**DATA TO USE:**
-=-=-

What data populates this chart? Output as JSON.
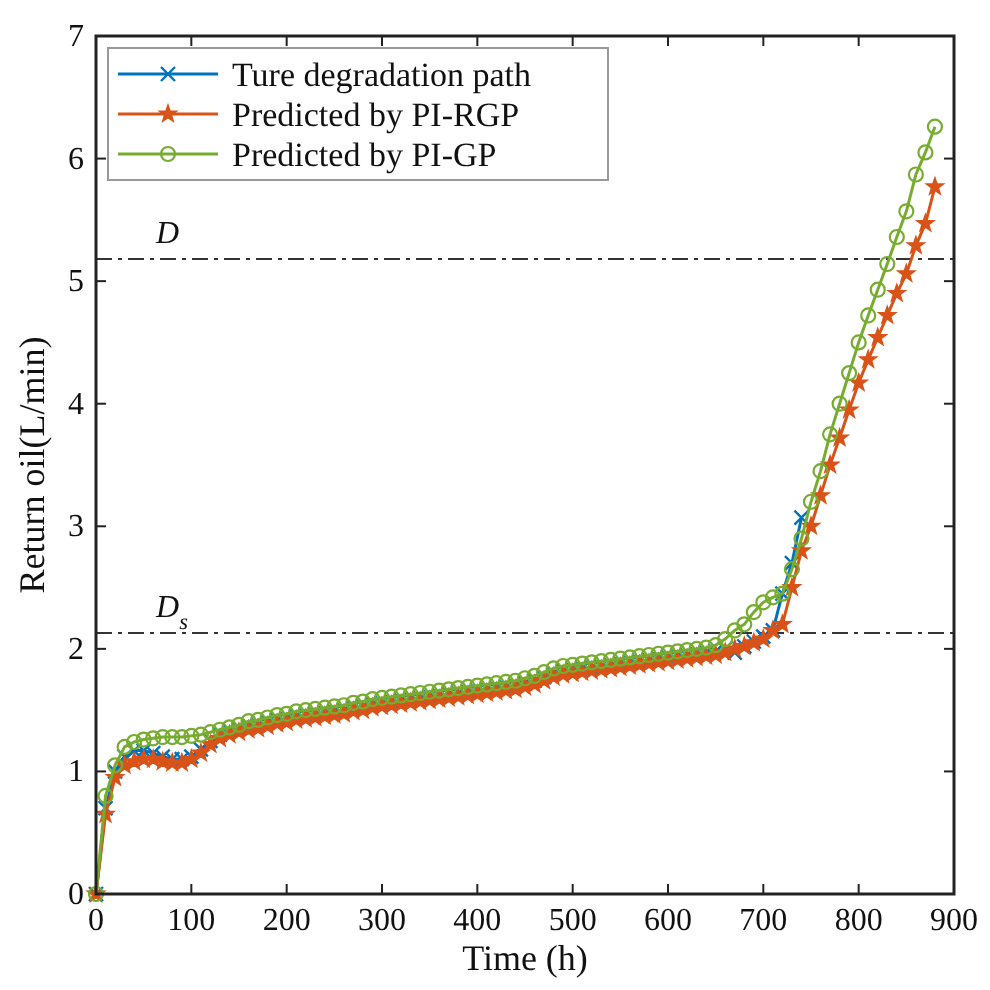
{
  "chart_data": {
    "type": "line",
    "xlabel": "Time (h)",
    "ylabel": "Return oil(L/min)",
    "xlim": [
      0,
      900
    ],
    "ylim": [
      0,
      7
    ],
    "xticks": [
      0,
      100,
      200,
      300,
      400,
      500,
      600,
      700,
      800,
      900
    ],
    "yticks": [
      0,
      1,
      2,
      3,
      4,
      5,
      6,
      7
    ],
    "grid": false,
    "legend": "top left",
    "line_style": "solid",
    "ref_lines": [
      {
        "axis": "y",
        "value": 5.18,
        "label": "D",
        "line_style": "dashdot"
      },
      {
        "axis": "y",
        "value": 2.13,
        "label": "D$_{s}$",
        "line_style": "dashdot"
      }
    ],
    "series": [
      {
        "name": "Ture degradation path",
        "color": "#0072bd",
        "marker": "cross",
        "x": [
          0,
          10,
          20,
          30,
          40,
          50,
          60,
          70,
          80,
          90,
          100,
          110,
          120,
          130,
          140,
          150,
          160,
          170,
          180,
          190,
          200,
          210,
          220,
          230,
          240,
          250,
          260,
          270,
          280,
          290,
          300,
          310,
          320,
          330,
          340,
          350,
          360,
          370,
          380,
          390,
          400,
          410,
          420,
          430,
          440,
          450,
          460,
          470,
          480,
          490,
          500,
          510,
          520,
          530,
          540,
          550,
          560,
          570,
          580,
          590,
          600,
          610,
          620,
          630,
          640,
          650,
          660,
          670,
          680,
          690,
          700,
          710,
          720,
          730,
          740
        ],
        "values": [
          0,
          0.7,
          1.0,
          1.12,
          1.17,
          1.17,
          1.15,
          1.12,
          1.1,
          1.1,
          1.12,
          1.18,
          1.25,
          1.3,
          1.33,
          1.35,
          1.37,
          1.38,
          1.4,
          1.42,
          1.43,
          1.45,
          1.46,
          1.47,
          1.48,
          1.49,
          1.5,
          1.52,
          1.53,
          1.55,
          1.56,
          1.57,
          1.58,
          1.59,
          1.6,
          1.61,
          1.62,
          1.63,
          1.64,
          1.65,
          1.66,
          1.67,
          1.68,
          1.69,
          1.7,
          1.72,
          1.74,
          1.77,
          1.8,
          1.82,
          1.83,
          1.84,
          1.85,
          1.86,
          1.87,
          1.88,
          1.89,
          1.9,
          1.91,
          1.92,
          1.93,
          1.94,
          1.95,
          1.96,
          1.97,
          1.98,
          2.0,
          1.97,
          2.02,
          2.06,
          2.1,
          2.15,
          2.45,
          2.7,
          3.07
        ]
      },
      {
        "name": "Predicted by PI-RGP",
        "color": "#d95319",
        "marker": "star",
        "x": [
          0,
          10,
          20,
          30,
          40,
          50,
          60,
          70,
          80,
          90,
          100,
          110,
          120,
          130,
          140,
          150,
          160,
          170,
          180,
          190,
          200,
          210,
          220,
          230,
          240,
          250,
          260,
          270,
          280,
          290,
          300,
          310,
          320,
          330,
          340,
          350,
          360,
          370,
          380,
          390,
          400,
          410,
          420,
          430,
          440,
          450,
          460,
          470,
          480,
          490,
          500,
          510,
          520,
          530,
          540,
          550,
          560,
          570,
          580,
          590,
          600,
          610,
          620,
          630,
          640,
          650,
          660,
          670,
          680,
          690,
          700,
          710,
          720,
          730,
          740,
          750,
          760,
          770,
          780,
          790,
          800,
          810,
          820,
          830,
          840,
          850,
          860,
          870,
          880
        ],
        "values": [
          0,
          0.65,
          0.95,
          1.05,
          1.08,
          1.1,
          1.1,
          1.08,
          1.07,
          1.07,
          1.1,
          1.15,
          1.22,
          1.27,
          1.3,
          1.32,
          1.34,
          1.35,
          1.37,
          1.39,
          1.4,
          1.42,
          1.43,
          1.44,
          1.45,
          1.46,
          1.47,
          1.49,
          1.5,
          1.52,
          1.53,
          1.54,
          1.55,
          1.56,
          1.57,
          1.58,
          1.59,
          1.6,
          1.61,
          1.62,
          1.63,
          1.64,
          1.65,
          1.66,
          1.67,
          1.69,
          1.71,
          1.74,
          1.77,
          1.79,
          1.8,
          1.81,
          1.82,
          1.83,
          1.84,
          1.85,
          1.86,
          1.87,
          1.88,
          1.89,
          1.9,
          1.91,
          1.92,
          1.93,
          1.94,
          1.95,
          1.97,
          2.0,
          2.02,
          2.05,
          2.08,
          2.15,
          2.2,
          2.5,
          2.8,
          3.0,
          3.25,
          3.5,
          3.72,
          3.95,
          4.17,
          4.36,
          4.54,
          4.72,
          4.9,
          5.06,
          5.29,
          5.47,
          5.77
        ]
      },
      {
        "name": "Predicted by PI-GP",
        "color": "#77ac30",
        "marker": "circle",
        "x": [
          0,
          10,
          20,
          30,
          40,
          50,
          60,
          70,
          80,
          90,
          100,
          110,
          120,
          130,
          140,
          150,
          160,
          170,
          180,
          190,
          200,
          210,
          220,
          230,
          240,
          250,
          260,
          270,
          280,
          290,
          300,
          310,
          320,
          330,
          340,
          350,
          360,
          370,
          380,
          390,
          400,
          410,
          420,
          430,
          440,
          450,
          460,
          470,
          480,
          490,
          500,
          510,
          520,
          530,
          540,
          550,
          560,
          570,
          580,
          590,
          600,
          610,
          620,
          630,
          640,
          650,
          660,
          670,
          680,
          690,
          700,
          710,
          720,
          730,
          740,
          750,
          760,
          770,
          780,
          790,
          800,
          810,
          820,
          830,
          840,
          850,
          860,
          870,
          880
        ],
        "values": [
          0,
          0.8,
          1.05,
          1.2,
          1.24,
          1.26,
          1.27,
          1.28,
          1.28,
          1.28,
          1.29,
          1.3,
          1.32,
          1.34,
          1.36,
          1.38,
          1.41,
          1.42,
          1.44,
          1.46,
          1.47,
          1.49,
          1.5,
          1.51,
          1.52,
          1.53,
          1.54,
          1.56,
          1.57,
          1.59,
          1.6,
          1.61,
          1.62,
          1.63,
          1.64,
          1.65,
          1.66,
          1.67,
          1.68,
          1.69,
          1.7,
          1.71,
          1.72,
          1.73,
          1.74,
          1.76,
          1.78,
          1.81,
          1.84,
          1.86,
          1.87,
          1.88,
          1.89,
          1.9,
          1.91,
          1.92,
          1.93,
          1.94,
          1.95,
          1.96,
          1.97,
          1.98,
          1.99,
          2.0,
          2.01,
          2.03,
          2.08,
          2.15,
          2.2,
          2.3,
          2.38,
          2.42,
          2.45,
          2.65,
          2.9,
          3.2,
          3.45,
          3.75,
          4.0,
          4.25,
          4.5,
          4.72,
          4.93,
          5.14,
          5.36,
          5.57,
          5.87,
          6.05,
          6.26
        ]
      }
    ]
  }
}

-=-=-

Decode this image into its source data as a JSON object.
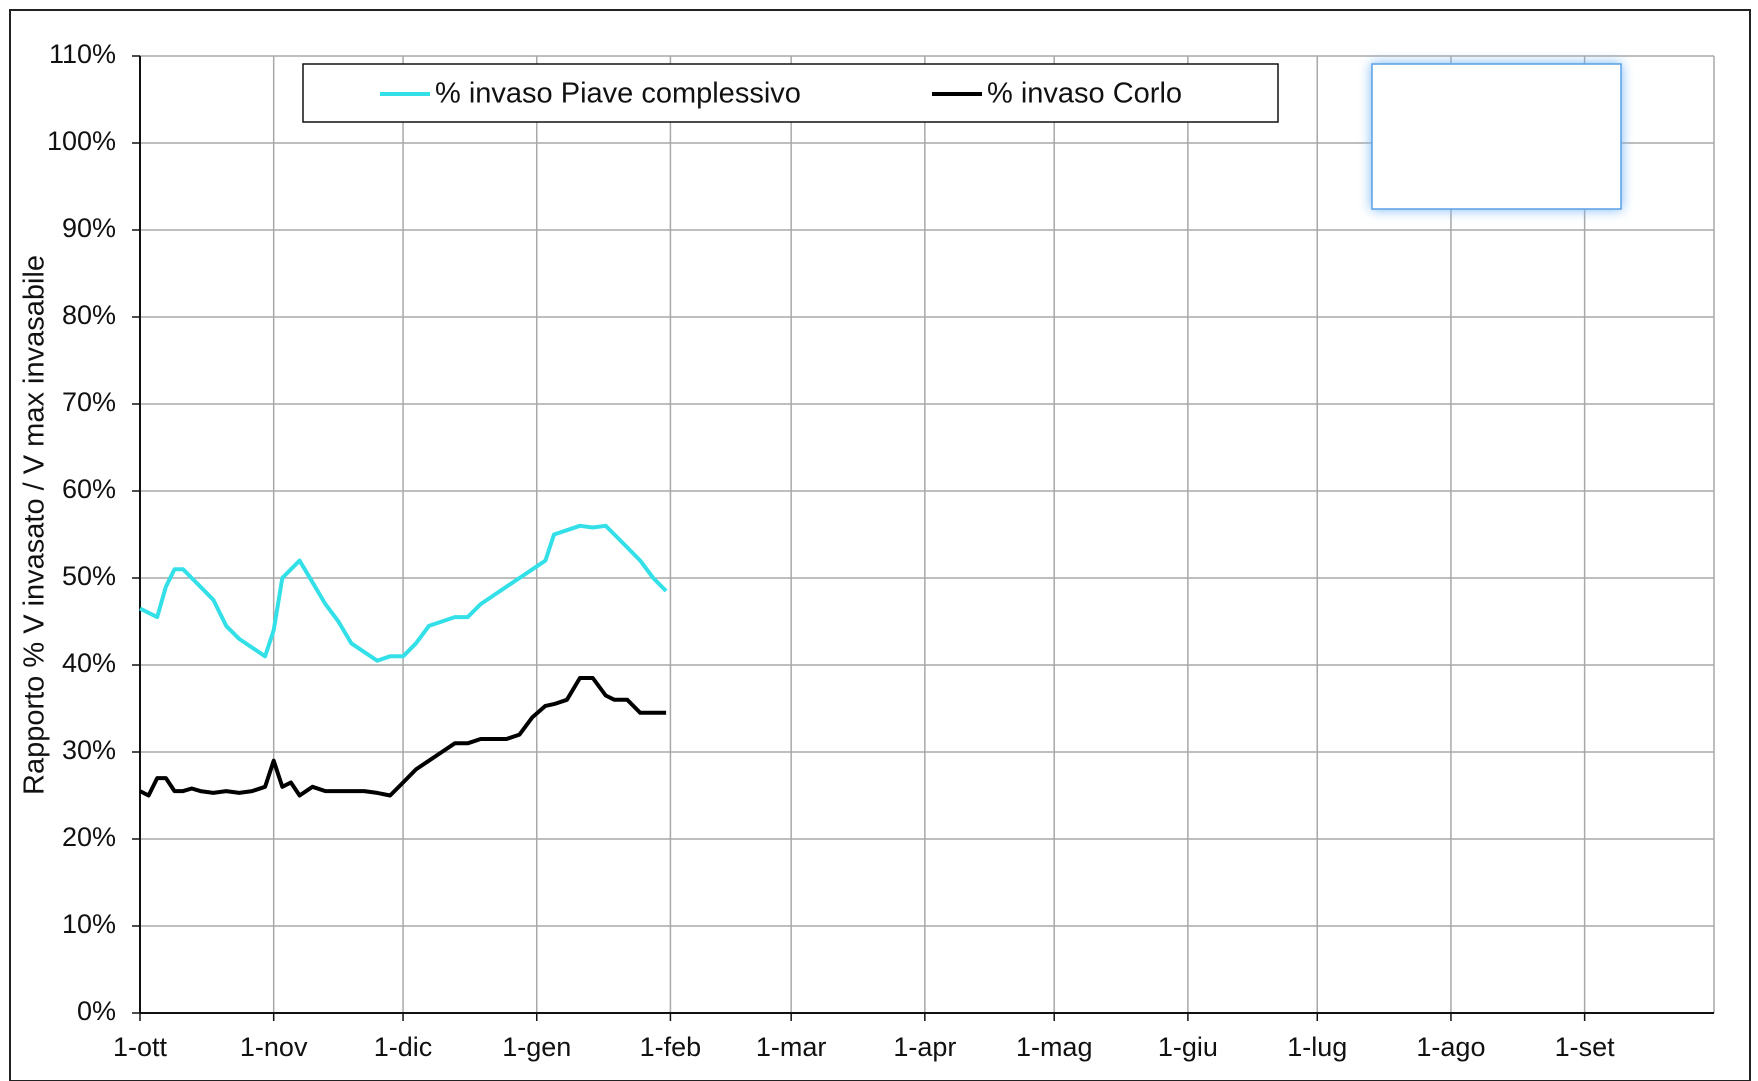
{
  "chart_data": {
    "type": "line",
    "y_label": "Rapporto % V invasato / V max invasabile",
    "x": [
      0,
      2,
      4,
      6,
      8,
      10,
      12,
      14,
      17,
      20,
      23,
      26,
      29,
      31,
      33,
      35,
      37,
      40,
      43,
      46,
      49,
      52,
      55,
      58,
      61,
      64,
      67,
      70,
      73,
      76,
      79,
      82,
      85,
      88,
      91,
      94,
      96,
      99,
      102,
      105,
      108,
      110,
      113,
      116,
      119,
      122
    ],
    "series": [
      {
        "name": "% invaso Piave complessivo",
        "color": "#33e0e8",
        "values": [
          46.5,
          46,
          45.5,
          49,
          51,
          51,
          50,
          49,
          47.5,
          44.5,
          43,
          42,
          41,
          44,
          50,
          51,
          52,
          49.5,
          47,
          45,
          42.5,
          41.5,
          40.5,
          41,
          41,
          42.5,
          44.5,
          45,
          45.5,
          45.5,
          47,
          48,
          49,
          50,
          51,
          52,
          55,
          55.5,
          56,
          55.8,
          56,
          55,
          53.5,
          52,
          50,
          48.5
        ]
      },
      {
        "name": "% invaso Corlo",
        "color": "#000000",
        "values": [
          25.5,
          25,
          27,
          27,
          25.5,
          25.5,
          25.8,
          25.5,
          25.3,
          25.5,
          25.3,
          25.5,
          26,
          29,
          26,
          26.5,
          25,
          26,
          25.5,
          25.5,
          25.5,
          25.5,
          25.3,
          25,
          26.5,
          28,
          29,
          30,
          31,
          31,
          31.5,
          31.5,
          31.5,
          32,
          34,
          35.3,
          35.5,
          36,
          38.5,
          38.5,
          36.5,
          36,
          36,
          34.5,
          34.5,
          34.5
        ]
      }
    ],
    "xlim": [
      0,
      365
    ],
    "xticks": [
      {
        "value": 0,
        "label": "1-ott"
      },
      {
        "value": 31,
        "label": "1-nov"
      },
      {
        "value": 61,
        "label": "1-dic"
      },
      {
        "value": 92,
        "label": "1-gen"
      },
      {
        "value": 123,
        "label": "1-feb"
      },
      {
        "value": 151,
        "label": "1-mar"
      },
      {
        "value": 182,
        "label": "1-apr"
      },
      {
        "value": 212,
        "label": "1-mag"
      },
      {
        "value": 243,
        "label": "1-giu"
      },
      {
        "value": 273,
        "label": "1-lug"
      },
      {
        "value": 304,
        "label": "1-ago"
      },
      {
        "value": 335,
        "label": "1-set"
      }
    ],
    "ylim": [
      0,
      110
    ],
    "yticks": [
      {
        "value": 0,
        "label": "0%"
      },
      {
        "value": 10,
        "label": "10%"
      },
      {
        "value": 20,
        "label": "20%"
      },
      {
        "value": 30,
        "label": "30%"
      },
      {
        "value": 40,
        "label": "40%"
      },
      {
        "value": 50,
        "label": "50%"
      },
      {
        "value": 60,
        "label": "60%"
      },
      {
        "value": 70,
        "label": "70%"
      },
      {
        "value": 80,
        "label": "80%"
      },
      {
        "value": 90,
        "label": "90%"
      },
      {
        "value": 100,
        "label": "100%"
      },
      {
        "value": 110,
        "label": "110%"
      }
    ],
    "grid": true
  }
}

-=-=-

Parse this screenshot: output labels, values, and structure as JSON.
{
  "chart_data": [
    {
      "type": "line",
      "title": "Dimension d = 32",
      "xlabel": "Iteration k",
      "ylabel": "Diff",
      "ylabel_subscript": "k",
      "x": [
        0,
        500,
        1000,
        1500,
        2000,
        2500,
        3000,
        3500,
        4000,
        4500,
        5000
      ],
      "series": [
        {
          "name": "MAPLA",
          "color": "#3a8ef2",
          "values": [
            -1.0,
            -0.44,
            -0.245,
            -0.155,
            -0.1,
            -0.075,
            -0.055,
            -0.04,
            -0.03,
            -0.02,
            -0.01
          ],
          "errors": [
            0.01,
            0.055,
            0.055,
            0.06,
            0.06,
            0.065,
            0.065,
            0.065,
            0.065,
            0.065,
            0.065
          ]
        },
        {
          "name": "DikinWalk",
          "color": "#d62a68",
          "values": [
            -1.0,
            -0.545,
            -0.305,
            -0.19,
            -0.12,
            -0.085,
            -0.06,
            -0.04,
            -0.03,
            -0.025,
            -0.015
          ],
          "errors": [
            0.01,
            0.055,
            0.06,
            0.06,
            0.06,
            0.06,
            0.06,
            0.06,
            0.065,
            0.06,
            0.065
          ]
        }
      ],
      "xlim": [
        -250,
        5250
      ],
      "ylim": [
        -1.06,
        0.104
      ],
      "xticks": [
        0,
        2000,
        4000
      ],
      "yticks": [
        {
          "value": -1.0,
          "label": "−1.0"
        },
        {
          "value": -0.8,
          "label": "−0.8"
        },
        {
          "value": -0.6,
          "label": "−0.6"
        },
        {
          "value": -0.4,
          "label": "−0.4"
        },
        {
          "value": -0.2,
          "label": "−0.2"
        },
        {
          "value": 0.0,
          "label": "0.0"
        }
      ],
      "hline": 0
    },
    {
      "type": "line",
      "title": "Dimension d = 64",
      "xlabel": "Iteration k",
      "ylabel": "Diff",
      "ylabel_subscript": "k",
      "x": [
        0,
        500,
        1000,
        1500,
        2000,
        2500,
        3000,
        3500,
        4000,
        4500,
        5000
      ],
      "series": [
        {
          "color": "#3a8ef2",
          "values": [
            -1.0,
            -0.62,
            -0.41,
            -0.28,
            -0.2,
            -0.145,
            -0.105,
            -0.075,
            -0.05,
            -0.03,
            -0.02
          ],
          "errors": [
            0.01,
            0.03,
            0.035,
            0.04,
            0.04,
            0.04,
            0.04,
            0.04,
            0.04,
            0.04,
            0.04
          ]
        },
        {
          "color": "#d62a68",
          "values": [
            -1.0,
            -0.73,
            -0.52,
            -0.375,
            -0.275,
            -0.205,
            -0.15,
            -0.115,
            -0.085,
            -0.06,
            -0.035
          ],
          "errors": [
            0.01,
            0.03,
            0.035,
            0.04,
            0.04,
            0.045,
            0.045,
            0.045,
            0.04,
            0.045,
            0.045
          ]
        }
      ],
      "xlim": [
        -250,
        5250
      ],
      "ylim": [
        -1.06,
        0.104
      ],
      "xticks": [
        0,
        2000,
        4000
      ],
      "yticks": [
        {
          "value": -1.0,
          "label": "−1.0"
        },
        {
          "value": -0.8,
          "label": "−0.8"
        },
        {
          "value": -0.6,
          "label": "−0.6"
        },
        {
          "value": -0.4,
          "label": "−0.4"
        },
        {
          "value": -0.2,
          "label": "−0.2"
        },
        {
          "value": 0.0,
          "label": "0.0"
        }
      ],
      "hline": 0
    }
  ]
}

-=-=-

**STATED GOAL:** Sift the material for lines with the string "Predicted". Copy each one found.

**RESULT:**
        "name": "Predicted by PI-RGP",
        "name": "Predicted by PI-GP",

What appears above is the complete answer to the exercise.